** Short task **
Exactly as they appear, output all of the entries.

** Material **

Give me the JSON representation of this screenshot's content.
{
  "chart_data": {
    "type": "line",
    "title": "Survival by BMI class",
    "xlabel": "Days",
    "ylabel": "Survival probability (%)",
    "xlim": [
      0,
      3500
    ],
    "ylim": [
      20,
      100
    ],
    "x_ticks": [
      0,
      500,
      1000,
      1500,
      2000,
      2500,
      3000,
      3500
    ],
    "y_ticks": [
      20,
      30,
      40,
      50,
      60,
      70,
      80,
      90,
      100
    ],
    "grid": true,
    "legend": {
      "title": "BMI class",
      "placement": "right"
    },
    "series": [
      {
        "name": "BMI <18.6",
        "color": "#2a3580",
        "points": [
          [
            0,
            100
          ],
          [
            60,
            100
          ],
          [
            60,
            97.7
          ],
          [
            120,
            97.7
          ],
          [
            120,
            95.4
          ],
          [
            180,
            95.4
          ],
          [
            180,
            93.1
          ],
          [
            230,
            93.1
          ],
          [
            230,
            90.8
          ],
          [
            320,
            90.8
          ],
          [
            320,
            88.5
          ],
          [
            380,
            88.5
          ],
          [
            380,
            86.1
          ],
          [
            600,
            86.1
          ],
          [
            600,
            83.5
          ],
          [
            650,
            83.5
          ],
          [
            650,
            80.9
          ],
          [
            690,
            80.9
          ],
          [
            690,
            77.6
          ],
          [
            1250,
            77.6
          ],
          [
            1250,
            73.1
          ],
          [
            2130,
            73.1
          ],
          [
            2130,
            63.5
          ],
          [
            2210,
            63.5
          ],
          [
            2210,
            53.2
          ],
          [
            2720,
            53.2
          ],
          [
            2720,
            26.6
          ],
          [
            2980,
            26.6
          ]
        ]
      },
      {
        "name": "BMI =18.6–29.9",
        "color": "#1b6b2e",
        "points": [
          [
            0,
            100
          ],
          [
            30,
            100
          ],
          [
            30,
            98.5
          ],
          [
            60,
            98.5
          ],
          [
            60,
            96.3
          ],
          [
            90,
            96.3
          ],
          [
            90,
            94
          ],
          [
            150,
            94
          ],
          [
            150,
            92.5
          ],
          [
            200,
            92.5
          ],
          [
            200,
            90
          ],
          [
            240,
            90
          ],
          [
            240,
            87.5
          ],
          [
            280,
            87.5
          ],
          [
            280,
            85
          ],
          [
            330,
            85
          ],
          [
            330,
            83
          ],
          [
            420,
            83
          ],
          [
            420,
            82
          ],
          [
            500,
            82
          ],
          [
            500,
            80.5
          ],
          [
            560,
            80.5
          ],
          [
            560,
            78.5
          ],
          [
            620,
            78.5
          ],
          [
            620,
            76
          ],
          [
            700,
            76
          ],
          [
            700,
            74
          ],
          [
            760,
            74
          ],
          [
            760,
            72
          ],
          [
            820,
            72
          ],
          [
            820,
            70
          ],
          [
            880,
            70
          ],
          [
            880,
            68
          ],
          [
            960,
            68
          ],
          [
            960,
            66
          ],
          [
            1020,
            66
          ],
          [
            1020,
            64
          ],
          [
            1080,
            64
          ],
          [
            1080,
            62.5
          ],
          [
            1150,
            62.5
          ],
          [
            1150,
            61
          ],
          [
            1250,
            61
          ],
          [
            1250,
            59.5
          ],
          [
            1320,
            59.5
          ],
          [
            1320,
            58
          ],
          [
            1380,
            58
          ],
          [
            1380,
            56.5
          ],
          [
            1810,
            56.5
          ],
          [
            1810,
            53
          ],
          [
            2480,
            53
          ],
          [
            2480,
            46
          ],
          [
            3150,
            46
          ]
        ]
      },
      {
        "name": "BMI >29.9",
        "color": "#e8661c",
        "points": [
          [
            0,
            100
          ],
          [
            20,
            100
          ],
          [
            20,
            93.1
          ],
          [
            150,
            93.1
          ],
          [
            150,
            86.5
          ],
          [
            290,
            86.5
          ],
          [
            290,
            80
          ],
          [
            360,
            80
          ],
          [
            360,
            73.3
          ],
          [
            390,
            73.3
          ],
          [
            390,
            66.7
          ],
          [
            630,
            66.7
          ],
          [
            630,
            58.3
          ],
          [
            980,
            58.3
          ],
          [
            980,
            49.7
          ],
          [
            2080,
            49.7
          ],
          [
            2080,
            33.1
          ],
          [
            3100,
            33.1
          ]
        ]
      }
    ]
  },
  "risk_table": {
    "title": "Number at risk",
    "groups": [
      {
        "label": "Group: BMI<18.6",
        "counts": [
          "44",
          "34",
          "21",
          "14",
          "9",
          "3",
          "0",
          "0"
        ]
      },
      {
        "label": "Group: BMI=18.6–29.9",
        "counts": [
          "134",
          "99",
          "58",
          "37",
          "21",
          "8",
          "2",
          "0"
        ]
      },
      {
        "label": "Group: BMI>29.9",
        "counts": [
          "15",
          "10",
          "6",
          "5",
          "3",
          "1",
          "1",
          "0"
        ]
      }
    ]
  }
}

** Task answer **
Give me the JSON representation of this screenshot's content.
{
  "chart_data": {
    "type": "line",
    "title": "Survival by BMI class",
    "xlabel": "Days",
    "ylabel": "Survival probability (%)",
    "xlim": [
      0,
      3500
    ],
    "ylim": [
      20,
      100
    ],
    "x_ticks": [
      0,
      500,
      1000,
      1500,
      2000,
      2500,
      3000,
      3500
    ],
    "y_ticks": [
      20,
      30,
      40,
      50,
      60,
      70,
      80,
      90,
      100
    ],
    "grid": true,
    "legend": {
      "title": "BMI class",
      "placement": "right"
    },
    "series": [
      {
        "name": "BMI <18.6",
        "color": "#2a3580",
        "points": [
          [
            0,
            100
          ],
          [
            60,
            100
          ],
          [
            60,
            97.7
          ],
          [
            120,
            97.7
          ],
          [
            120,
            95.4
          ],
          [
            180,
            95.4
          ],
          [
            180,
            93.1
          ],
          [
            230,
            93.1
          ],
          [
            230,
            90.8
          ],
          [
            320,
            90.8
          ],
          [
            320,
            88.5
          ],
          [
            380,
            88.5
          ],
          [
            380,
            86.1
          ],
          [
            600,
            86.1
          ],
          [
            600,
            83.5
          ],
          [
            650,
            83.5
          ],
          [
            650,
            80.9
          ],
          [
            690,
            80.9
          ],
          [
            690,
            77.6
          ],
          [
            1250,
            77.6
          ],
          [
            1250,
            73.1
          ],
          [
            2130,
            73.1
          ],
          [
            2130,
            63.5
          ],
          [
            2210,
            63.5
          ],
          [
            2210,
            53.2
          ],
          [
            2720,
            53.2
          ],
          [
            2720,
            26.6
          ],
          [
            2980,
            26.6
          ]
        ]
      },
      {
        "name": "BMI =18.6–29.9",
        "color": "#1b6b2e",
        "points": [
          [
            0,
            100
          ],
          [
            30,
            100
          ],
          [
            30,
            98.5
          ],
          [
            60,
            98.5
          ],
          [
            60,
            96.3
          ],
          [
            90,
            96.3
          ],
          [
            90,
            94
          ],
          [
            150,
            94
          ],
          [
            150,
            92.5
          ],
          [
            200,
            92.5
          ],
          [
            200,
            90
          ],
          [
            240,
            90
          ],
          [
            240,
            87.5
          ],
          [
            280,
            87.5
          ],
          [
            280,
            85
          ],
          [
            330,
            85
          ],
          [
            330,
            83
          ],
          [
            420,
            83
          ],
          [
            420,
            82
          ],
          [
            500,
            82
          ],
          [
            500,
            80.5
          ],
          [
            560,
            80.5
          ],
          [
            560,
            78.5
          ],
          [
            620,
            78.5
          ],
          [
            620,
            76
          ],
          [
            700,
            76
          ],
          [
            700,
            74
          ],
          [
            760,
            74
          ],
          [
            760,
            72
          ],
          [
            820,
            72
          ],
          [
            820,
            70
          ],
          [
            880,
            70
          ],
          [
            880,
            68
          ],
          [
            960,
            68
          ],
          [
            960,
            66
          ],
          [
            1020,
            66
          ],
          [
            1020,
            64
          ],
          [
            1080,
            64
          ],
          [
            1080,
            62.5
          ],
          [
            1150,
            62.5
          ],
          [
            1150,
            61
          ],
          [
            1250,
            61
          ],
          [
            1250,
            59.5
          ],
          [
            1320,
            59.5
          ],
          [
            1320,
            58
          ],
          [
            1380,
            58
          ],
          [
            1380,
            56.5
          ],
          [
            1810,
            56.5
          ],
          [
            1810,
            53
          ],
          [
            2480,
            53
          ],
          [
            2480,
            46
          ],
          [
            3150,
            46
          ]
        ]
      },
      {
        "name": "BMI >29.9",
        "color": "#e8661c",
        "points": [
          [
            0,
            100
          ],
          [
            20,
            100
          ],
          [
            20,
            93.1
          ],
          [
            150,
            93.1
          ],
          [
            150,
            86.5
          ],
          [
            290,
            86.5
          ],
          [
            290,
            80
          ],
          [
            360,
            80
          ],
          [
            360,
            73.3
          ],
          [
            390,
            73.3
          ],
          [
            390,
            66.7
          ],
          [
            630,
            66.7
          ],
          [
            630,
            58.3
          ],
          [
            980,
            58.3
          ],
          [
            980,
            49.7
          ],
          [
            2080,
            49.7
          ],
          [
            2080,
            33.1
          ],
          [
            3100,
            33.1
          ]
        ]
      }
    ]
  },
  "risk_table": {
    "title": "Number at risk",
    "groups": [
      {
        "label": "Group: BMI<18.6",
        "counts": [
          "44",
          "34",
          "21",
          "14",
          "9",
          "3",
          "0",
          "0"
        ]
      },
      {
        "label": "Group: BMI=18.6–29.9",
        "counts": [
          "134",
          "99",
          "58",
          "37",
          "21",
          "8",
          "2",
          "0"
        ]
      },
      {
        "label": "Group: BMI>29.9",
        "counts": [
          "15",
          "10",
          "6",
          "5",
          "3",
          "1",
          "1",
          "0"
        ]
      }
    ]
  }
}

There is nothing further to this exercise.